-------- Source information --------

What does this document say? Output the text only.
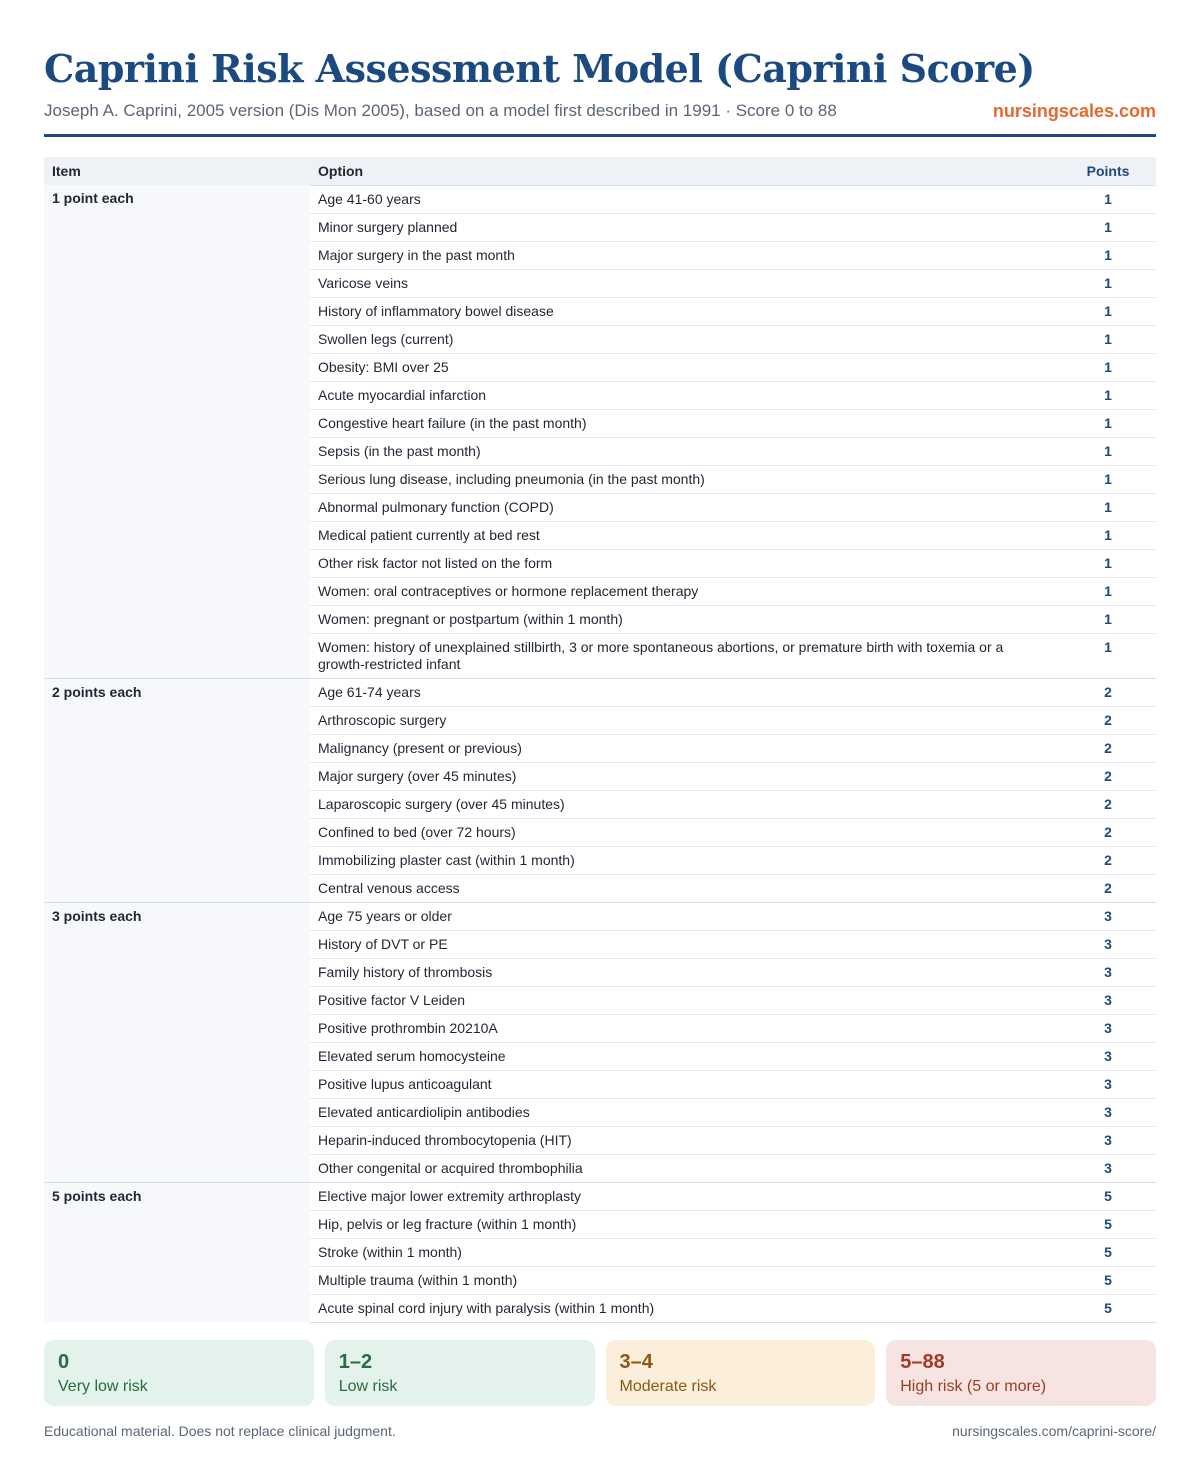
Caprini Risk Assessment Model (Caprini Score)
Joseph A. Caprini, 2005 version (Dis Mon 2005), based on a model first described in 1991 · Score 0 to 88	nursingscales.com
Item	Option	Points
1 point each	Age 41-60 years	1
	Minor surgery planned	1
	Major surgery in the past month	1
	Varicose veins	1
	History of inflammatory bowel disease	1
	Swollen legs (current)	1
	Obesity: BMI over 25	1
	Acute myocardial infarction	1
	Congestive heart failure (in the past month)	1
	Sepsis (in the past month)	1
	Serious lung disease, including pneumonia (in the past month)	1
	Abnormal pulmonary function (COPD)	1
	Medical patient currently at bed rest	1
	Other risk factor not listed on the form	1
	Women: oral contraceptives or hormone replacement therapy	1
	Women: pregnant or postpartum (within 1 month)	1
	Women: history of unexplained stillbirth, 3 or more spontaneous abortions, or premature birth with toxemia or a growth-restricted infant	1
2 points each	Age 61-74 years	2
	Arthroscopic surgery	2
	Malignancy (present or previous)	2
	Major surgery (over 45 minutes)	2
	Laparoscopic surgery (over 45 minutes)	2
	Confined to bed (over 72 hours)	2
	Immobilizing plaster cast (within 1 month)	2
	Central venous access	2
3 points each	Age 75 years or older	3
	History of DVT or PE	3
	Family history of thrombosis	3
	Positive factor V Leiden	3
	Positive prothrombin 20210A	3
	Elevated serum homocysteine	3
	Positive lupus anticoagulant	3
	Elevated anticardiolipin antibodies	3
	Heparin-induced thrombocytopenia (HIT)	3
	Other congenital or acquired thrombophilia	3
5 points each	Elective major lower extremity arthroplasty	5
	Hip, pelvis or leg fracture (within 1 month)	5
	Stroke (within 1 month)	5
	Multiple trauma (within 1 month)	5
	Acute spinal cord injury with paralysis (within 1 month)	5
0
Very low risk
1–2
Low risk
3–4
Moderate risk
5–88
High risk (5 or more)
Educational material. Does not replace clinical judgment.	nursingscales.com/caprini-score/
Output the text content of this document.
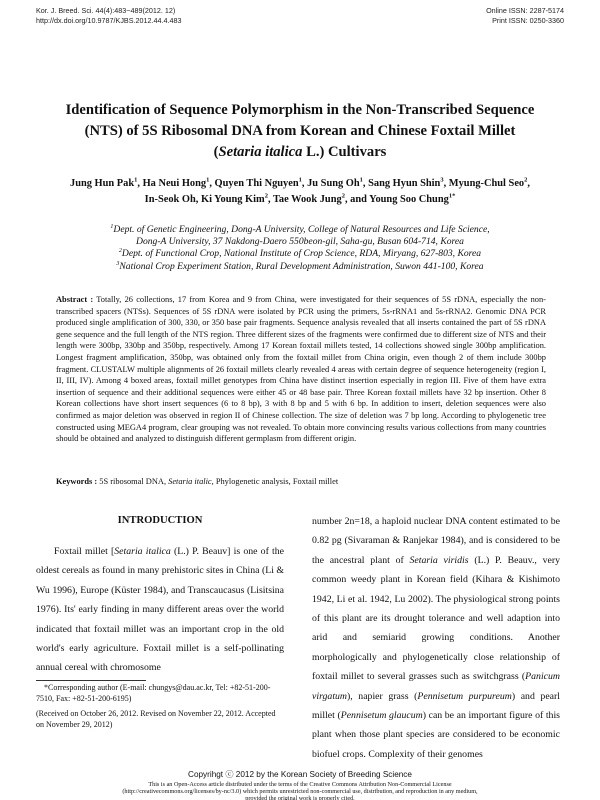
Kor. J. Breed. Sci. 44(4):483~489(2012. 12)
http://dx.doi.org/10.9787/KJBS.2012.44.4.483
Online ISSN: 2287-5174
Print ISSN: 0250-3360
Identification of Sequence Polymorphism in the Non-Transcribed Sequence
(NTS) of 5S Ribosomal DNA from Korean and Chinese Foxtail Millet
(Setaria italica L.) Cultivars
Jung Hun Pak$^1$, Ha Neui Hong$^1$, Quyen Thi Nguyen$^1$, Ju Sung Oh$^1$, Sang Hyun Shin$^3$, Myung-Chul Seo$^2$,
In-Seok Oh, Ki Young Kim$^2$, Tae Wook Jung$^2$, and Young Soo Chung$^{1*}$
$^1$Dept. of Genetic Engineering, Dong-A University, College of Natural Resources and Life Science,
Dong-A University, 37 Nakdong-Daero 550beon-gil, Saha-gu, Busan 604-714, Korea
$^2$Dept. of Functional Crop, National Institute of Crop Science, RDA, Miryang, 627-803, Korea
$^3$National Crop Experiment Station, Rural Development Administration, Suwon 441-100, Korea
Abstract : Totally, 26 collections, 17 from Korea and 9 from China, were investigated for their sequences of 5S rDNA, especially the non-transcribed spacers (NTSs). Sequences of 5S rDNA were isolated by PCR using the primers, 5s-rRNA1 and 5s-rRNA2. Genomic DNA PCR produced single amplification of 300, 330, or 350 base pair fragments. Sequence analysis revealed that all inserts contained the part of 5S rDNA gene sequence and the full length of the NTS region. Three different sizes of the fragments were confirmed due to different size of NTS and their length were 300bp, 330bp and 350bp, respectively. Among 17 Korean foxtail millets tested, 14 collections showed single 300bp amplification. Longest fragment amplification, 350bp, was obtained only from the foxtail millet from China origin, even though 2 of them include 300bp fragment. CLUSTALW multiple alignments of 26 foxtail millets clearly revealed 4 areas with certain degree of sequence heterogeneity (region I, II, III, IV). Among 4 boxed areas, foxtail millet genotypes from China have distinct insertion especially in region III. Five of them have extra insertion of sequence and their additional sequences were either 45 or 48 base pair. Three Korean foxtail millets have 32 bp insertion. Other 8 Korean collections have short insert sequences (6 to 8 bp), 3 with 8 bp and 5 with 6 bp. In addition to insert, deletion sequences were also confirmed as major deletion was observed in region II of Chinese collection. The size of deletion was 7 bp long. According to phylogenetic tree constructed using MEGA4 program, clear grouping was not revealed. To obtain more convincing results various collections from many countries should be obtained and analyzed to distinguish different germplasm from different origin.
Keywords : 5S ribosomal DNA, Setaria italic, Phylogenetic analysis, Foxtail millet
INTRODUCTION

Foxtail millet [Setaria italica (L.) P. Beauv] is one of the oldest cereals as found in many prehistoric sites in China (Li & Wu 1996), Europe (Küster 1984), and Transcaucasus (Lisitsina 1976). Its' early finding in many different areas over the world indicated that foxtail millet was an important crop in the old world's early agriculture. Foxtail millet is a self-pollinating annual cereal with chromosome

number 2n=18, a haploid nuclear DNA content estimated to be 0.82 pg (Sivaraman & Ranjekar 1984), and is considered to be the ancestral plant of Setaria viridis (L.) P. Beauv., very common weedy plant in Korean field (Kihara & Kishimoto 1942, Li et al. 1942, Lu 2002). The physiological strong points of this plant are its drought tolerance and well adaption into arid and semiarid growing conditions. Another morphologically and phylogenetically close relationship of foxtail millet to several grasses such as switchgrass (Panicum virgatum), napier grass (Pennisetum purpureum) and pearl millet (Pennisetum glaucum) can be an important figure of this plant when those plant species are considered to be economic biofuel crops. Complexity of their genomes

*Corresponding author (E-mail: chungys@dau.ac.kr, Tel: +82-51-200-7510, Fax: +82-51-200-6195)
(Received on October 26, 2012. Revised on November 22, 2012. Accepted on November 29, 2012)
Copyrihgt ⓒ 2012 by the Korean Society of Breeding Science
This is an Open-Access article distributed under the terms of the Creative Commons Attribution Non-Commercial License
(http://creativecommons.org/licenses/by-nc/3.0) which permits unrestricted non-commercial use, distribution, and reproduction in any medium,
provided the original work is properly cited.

--------

Exercise requirements => All of the data gets printed again exactly; the pictures do not.

Exercise result =>
What does this document say? Output the text only.
Caprini Risk Assessment Model (Caprini Score)
Joseph A. Caprini, 2005 version (Dis Mon 2005), based on a model first described in 1991 · Score 0 to 88	nursingscales.com
Item	Option	Points
1 point each	Age 41-60 years	1
	Minor surgery planned	1
	Major surgery in the past month	1
	Varicose veins	1
	History of inflammatory bowel disease	1
	Swollen legs (current)	1
	Obesity: BMI over 25	1
	Acute myocardial infarction	1
	Congestive heart failure (in the past month)	1
	Sepsis (in the past month)	1
	Serious lung disease, including pneumonia (in the past month)	1
	Abnormal pulmonary function (COPD)	1
	Medical patient currently at bed rest	1
	Other risk factor not listed on the form	1
	Women: oral contraceptives or hormone replacement therapy	1
	Women: pregnant or postpartum (within 1 month)	1
	Women: history of unexplained stillbirth, 3 or more spontaneous abortions, or premature birth with toxemia or a growth-restricted infant	1
2 points each	Age 61-74 years	2
	Arthroscopic surgery	2
	Malignancy (present or previous)	2
	Major surgery (over 45 minutes)	2
	Laparoscopic surgery (over 45 minutes)	2
	Confined to bed (over 72 hours)	2
	Immobilizing plaster cast (within 1 month)	2
	Central venous access	2
3 points each	Age 75 years or older	3
	History of DVT or PE	3
	Family history of thrombosis	3
	Positive factor V Leiden	3
	Positive prothrombin 20210A	3
	Elevated serum homocysteine	3
	Positive lupus anticoagulant	3
	Elevated anticardiolipin antibodies	3
	Heparin-induced thrombocytopenia (HIT)	3
	Other congenital or acquired thrombophilia	3
5 points each	Elective major lower extremity arthroplasty	5
	Hip, pelvis or leg fracture (within 1 month)	5
	Stroke (within 1 month)	5
	Multiple trauma (within 1 month)	5
	Acute spinal cord injury with paralysis (within 1 month)	5
0
Very low risk
1–2
Low risk
3–4
Moderate risk
5–88
High risk (5 or more)
Educational material. Does not replace clinical judgment.	nursingscales.com/caprini-score/
Output the text content of this document.
Kor. J. Breed. Sci. 44(4):483~489(2012. 12)
http://dx.doi.org/10.9787/KJBS.2012.44.4.483
Online ISSN: 2287-5174
Print ISSN: 0250-3360
Identification of Sequence Polymorphism in the Non-Transcribed Sequence
(NTS) of 5S Ribosomal DNA from Korean and Chinese Foxtail Millet
(Setaria italica L.) Cultivars
Jung Hun Pak$^1$, Ha Neui Hong$^1$, Quyen Thi Nguyen$^1$, Ju Sung Oh$^1$, Sang Hyun Shin$^3$, Myung-Chul Seo$^2$,
In-Seok Oh, Ki Young Kim$^2$, Tae Wook Jung$^2$, and Young Soo Chung$^{1*}$
$^1$Dept. of Genetic Engineering, Dong-A University, College of Natural Resources and Life Science,
Dong-A University, 37 Nakdong-Daero 550beon-gil, Saha-gu, Busan 604-714, Korea
$^2$Dept. of Functional Crop, National Institute of Crop Science, RDA, Miryang, 627-803, Korea
$^3$National Crop Experiment Station, Rural Development Administration, Suwon 441-100, Korea
Abstract : Totally, 26 collections, 17 from Korea and 9 from China, were investigated for their sequences of 5S rDNA, especially the non-transcribed spacers (NTSs). Sequences of 5S rDNA were isolated by PCR using the primers, 5s-rRNA1 and 5s-rRNA2. Genomic DNA PCR produced single amplification of 300, 330, or 350 base pair fragments. Sequence analysis revealed that all inserts contained the part of 5S rDNA gene sequence and the full length of the NTS region. Three different sizes of the fragments were confirmed due to different size of NTS and their length were 300bp, 330bp and 350bp, respectively. Among 17 Korean foxtail millets tested, 14 collections showed single 300bp amplification. Longest fragment amplification, 350bp, was obtained only from the foxtail millet from China origin, even though 2 of them include 300bp fragment. CLUSTALW multiple alignments of 26 foxtail millets clearly revealed 4 areas with certain degree of sequence heterogeneity (region I, II, III, IV). Among 4 boxed areas, foxtail millet genotypes from China have distinct insertion especially in region III. Five of them have extra insertion of sequence and their additional sequences were either 45 or 48 base pair. Three Korean foxtail millets have 32 bp insertion. Other 8 Korean collections have short insert sequences (6 to 8 bp), 3 with 8 bp and 5 with 6 bp. In addition to insert, deletion sequences were also confirmed as major deletion was observed in region II of Chinese collection. The size of deletion was 7 bp long. According to phylogenetic tree constructed using MEGA4 program, clear grouping was not revealed. To obtain more convincing results various collections from many countries should be obtained and analyzed to distinguish different germplasm from different origin.
Keywords : 5S ribosomal DNA, Setaria italic, Phylogenetic analysis, Foxtail millet
INTRODUCTION

Foxtail millet [Setaria italica (L.) P. Beauv] is one of the oldest cereals as found in many prehistoric sites in China (Li & Wu 1996), Europe (Küster 1984), and Transcaucasus (Lisitsina 1976). Its' early finding in many different areas over the world indicated that foxtail millet was an important crop in the old world's early agriculture. Foxtail millet is a self-pollinating annual cereal with chromosome

number 2n=18, a haploid nuclear DNA content estimated to be 0.82 pg (Sivaraman & Ranjekar 1984), and is considered to be the ancestral plant of Setaria viridis (L.) P. Beauv., very common weedy plant in Korean field (Kihara & Kishimoto 1942, Li et al. 1942, Lu 2002). The physiological strong points of this plant are its drought tolerance and well adaption into arid and semiarid growing conditions. Another morphologically and phylogenetically close relationship of foxtail millet to several grasses such as switchgrass (Panicum virgatum), napier grass (Pennisetum purpureum) and pearl millet (Pennisetum glaucum) can be an important figure of this plant when those plant species are considered to be economic biofuel crops. Complexity of their genomes

*Corresponding author (E-mail: chungys@dau.ac.kr, Tel: +82-51-200-7510, Fax: +82-51-200-6195)
(Received on October 26, 2012. Revised on November 22, 2012. Accepted on November 29, 2012)
Copyrihgt ⓒ 2012 by the Korean Society of Breeding Science
This is an Open-Access article distributed under the terms of the Creative Commons Attribution Non-Commercial License
(http://creativecommons.org/licenses/by-nc/3.0) which permits unrestricted non-commercial use, distribution, and reproduction in any medium,
provided the original work is properly cited.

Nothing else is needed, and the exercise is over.